Will you extract the entries word for word? Images should not appear in the copy.

-- Begin Data supplied --

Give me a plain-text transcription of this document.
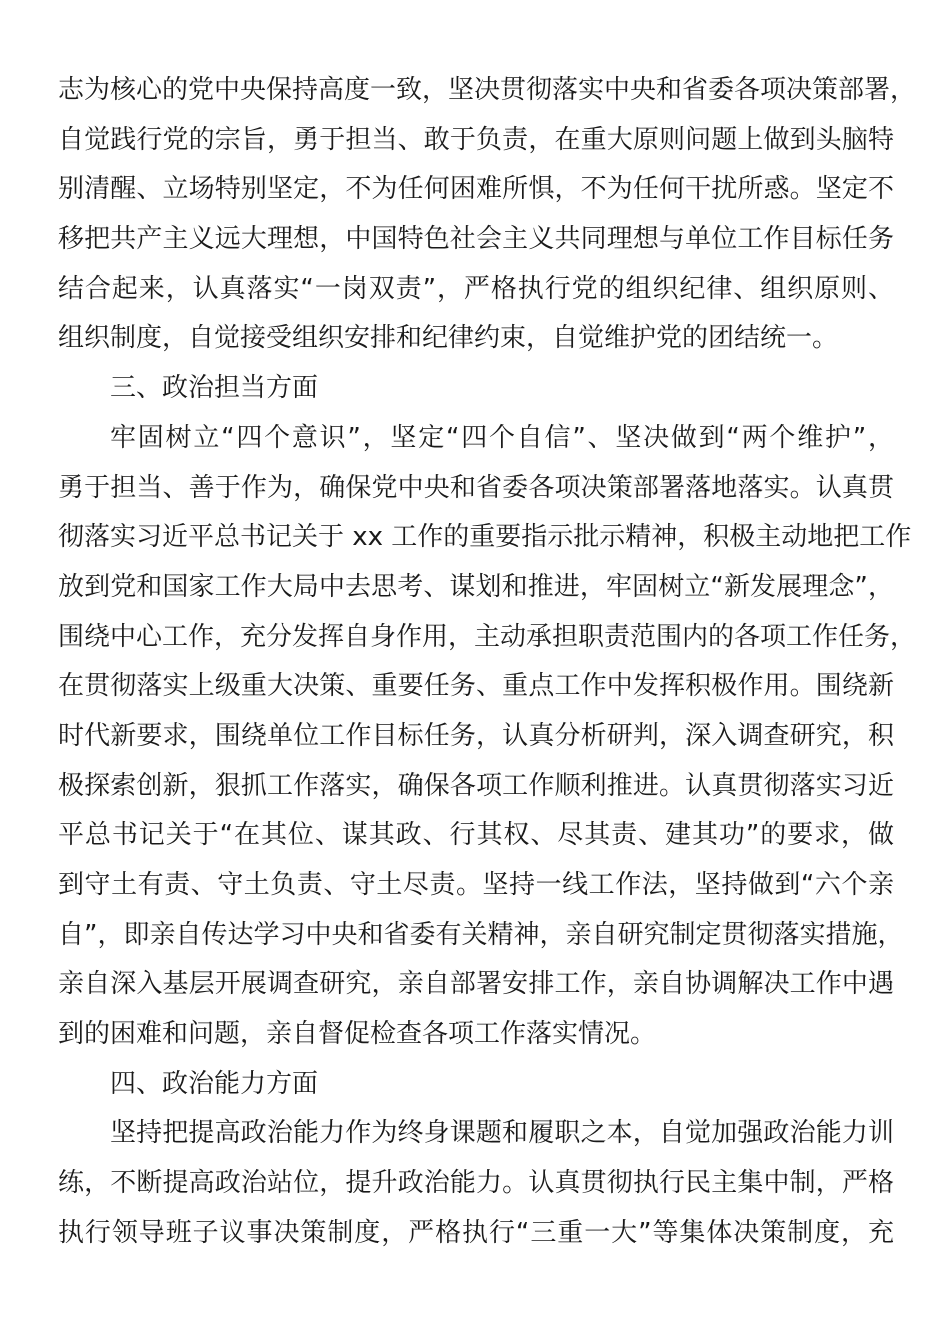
志为核心的党中央保持高度一致，坚决贯彻落实中央和省委各项决策部署，
自觉践行党的宗旨，勇于担当、敢于负责，在重大原则问题上做到头脑特
别清醒、立场特别坚定，不为任何困难所惧，不为任何干扰所惑。坚定不
移把共产主义远大理想，中国特色社会主义共同理想与单位工作目标任务
结合起来，认真落实“一岗双责”，严格执行党的组织纪律、组织原则、
组织制度，自觉接受组织安排和纪律约束，自觉维护党的团结统一。
三、政治担当方面
牢固树立“四个意识”，坚定“四个自信”、坚决做到“两个维护”，
勇于担当、善于作为，确保党中央和省委各项决策部署落地落实。认真贯
彻落实习近平总书记关于 xx 工作的重要指示批示精神，积极主动地把工作
放到党和国家工作大局中去思考、谋划和推进，牢固树立“新发展理念”，
围绕中心工作，充分发挥自身作用，主动承担职责范围内的各项工作任务，
在贯彻落实上级重大决策、重要任务、重点工作中发挥积极作用。围绕新
时代新要求，围绕单位工作目标任务，认真分析研判，深入调查研究，积
极探索创新，狠抓工作落实，确保各项工作顺利推进。认真贯彻落实习近
平总书记关于“在其位、谋其政、行其权、尽其责、建其功”的要求，做
到守土有责、守土负责、守土尽责。坚持一线工作法，坚持做到“六个亲
自”，即亲自传达学习中央和省委有关精神，亲自研究制定贯彻落实措施，
亲自深入基层开展调查研究，亲自部署安排工作，亲自协调解决工作中遇
到的困难和问题，亲自督促检查各项工作落实情况。
四、政治能力方面
坚持把提高政治能力作为终身课题和履职之本，自觉加强政治能力训
练，不断提高政治站位，提升政治能力。认真贯彻执行民主集中制，严格
执行领导班子议事决策制度，严格执行“三重一大”等集体决策制度，充
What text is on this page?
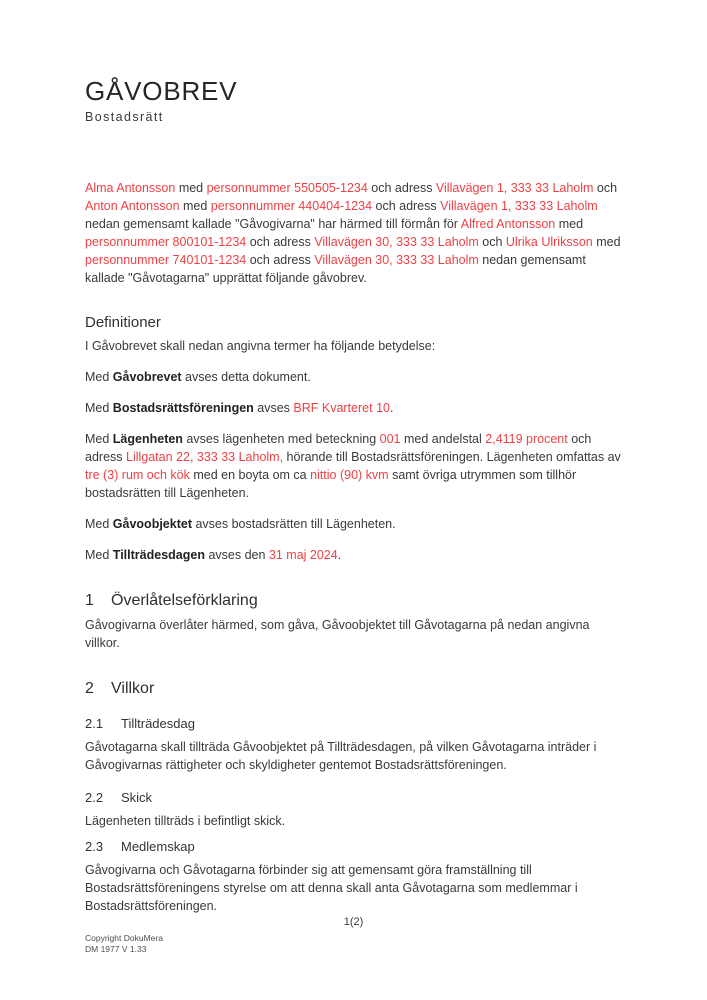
GÅVOBREV
Bostadsrätt

Alma Antonsson med personnummer 550505-1234 och adress Villavägen 1, 333 33 Laholm och Anton Antonsson med personnummer 440404-1234 och adress Villavägen 1, 333 33 Laholm nedan gemensamt kallade "Gåvogivarna" har härmed till förmån för Alfred Antonsson med personnummer 800101-1234 och adress Villavägen 30, 333 33 Laholm och Ulrika Ulriksson med personnummer 740101-1234 och adress Villavägen 30, 333 33 Laholm nedan gemensamt kallade "Gåvotagarna" upprättat följande gåvobrev.

Definitioner

I Gåvobrevet skall nedan angivna termer ha följande betydelse:

Med Gåvobrevet avses detta dokument.

Med Bostadsrättsföreningen avses BRF Kvarteret 10.

Med Lägenheten avses lägenheten med beteckning 001 med andelstal 2,4119 procent och adress Lillgatan 22, 333 33 Laholm, hörande till Bostadsrättsföreningen. Lägenheten omfattas av tre (3) rum och kök med en boyta om ca nittio (90) kvm samt övriga utrymmen som tillhör bostadsrätten till Lägenheten.

Med Gåvoobjektet avses bostadsrätten till Lägenheten.

Med Tillträdesdagen avses den 31 maj 2024.

1	Överlåtelseförklaring

Gåvogivarna överlåter härmed, som gåva, Gåvoobjektet till Gåvotagarna på nedan angivna villkor.

2	Villkor
2.1	Tillträdesdag

Gåvotagarna skall tillträda Gåvoobjektet på Tillträdesdagen, på vilken Gåvotagarna inträder i Gåvogivarnas rättigheter och skyldigheter gentemot Bostadsrättsföreningen.

2.2	Skick

Lägenheten tillträds i befintligt skick.

2.3	Medlemskap

Gåvogivarna och Gåvotagarna förbinder sig att gemensamt göra framställning till Bostadsrättsföreningens styrelse om att denna skall anta Gåvotagarna som medlemmar i Bostadsrättsföreningen.

1(2)
Copyright DokuMera
DM 1977 V 1.33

-- End Data supplied --

* Solution to this task *
Give me a plain-text transcription of this document.
志为核心的党中央保持高度一致，坚决贯彻落实中央和省委各项决策部署，
自觉践行党的宗旨，勇于担当、敢于负责，在重大原则问题上做到头脑特
别清醒、立场特别坚定，不为任何困难所惧，不为任何干扰所惑。坚定不
移把共产主义远大理想，中国特色社会主义共同理想与单位工作目标任务
结合起来，认真落实“一岗双责”，严格执行党的组织纪律、组织原则、
组织制度，自觉接受组织安排和纪律约束，自觉维护党的团结统一。
三、政治担当方面
牢固树立“四个意识”，坚定“四个自信”、坚决做到“两个维护”，
勇于担当、善于作为，确保党中央和省委各项决策部署落地落实。认真贯
彻落实习近平总书记关于 xx 工作的重要指示批示精神，积极主动地把工作
放到党和国家工作大局中去思考、谋划和推进，牢固树立“新发展理念”，
围绕中心工作，充分发挥自身作用，主动承担职责范围内的各项工作任务，
在贯彻落实上级重大决策、重要任务、重点工作中发挥积极作用。围绕新
时代新要求，围绕单位工作目标任务，认真分析研判，深入调查研究，积
极探索创新，狠抓工作落实，确保各项工作顺利推进。认真贯彻落实习近
平总书记关于“在其位、谋其政、行其权、尽其责、建其功”的要求，做
到守土有责、守土负责、守土尽责。坚持一线工作法，坚持做到“六个亲
自”，即亲自传达学习中央和省委有关精神，亲自研究制定贯彻落实措施，
亲自深入基层开展调查研究，亲自部署安排工作，亲自协调解决工作中遇
到的困难和问题，亲自督促检查各项工作落实情况。
四、政治能力方面
坚持把提高政治能力作为终身课题和履职之本，自觉加强政治能力训
练，不断提高政治站位，提升政治能力。认真贯彻执行民主集中制，严格
执行领导班子议事决策制度，严格执行“三重一大”等集体决策制度，充
What text is on this page?
GÅVOBREV
Bostadsrätt

Alma Antonsson med personnummer 550505-1234 och adress Villavägen 1, 333 33 Laholm och Anton Antonsson med personnummer 440404-1234 och adress Villavägen 1, 333 33 Laholm nedan gemensamt kallade "Gåvogivarna" har härmed till förmån för Alfred Antonsson med personnummer 800101-1234 och adress Villavägen 30, 333 33 Laholm och Ulrika Ulriksson med personnummer 740101-1234 och adress Villavägen 30, 333 33 Laholm nedan gemensamt kallade "Gåvotagarna" upprättat följande gåvobrev.

Definitioner

I Gåvobrevet skall nedan angivna termer ha följande betydelse:

Med Gåvobrevet avses detta dokument.

Med Bostadsrättsföreningen avses BRF Kvarteret 10.

Med Lägenheten avses lägenheten med beteckning 001 med andelstal 2,4119 procent och adress Lillgatan 22, 333 33 Laholm, hörande till Bostadsrättsföreningen. Lägenheten omfattas av tre (3) rum och kök med en boyta om ca nittio (90) kvm samt övriga utrymmen som tillhör bostadsrätten till Lägenheten.

Med Gåvoobjektet avses bostadsrätten till Lägenheten.

Med Tillträdesdagen avses den 31 maj 2024.

1	Överlåtelseförklaring

Gåvogivarna överlåter härmed, som gåva, Gåvoobjektet till Gåvotagarna på nedan angivna villkor.

2	Villkor
2.1	Tillträdesdag

Gåvotagarna skall tillträda Gåvoobjektet på Tillträdesdagen, på vilken Gåvotagarna inträder i Gåvogivarnas rättigheter och skyldigheter gentemot Bostadsrättsföreningen.

2.2	Skick

Lägenheten tillträds i befintligt skick.

2.3	Medlemskap

Gåvogivarna och Gåvotagarna förbinder sig att gemensamt göra framställning till Bostadsrättsföreningens styrelse om att denna skall anta Gåvotagarna som medlemmar i Bostadsrättsföreningen.

1(2)
Copyright DokuMera
DM 1977 V 1.33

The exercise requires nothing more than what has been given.